Data records
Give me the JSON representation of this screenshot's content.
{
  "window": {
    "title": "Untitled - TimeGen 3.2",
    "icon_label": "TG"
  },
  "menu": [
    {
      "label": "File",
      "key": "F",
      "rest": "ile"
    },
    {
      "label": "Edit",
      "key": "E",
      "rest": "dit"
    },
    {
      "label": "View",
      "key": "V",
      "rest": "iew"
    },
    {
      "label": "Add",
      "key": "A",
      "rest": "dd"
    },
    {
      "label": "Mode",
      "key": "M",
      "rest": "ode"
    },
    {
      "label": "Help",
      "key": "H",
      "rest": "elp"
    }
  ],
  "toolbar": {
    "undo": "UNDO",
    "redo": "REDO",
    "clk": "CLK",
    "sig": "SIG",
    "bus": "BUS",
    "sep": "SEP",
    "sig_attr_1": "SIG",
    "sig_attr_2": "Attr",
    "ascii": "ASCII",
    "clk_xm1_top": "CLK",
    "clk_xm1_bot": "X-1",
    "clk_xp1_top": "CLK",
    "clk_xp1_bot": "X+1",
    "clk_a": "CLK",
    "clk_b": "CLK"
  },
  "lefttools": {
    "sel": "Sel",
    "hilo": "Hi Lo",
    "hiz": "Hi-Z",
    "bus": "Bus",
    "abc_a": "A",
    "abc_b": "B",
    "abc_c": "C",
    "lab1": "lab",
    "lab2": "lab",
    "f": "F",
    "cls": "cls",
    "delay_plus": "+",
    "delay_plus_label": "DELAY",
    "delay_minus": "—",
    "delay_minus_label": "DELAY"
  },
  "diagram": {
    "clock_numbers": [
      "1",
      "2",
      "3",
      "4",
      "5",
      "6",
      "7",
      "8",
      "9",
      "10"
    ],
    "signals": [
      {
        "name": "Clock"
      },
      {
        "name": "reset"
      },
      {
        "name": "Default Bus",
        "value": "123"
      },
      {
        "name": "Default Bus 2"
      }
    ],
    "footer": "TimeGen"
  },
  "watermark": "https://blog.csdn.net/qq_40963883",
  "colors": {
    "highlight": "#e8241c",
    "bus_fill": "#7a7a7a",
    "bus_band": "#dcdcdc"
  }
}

* * *

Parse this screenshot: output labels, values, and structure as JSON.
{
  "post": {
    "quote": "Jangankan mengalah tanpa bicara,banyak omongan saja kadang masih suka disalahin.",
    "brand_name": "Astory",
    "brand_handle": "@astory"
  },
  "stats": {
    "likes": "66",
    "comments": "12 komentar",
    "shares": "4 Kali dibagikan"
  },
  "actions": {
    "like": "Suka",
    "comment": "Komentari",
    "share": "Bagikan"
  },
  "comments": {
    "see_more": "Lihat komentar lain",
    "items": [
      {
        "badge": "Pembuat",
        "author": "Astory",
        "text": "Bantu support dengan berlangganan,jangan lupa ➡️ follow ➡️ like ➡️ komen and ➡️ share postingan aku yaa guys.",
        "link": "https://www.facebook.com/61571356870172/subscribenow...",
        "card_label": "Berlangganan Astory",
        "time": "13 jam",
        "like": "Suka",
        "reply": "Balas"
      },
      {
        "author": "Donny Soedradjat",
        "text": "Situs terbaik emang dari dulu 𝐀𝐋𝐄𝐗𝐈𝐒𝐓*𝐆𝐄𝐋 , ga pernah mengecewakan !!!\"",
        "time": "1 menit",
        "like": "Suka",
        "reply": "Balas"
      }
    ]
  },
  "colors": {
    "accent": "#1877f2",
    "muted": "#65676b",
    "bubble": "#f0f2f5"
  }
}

REQUIREMENTS -> Track down every line holding the string "author" and copy it.

THE COMPLETED TASK ->
        "author": "Astory",
        "author": "Donny Soedradjat",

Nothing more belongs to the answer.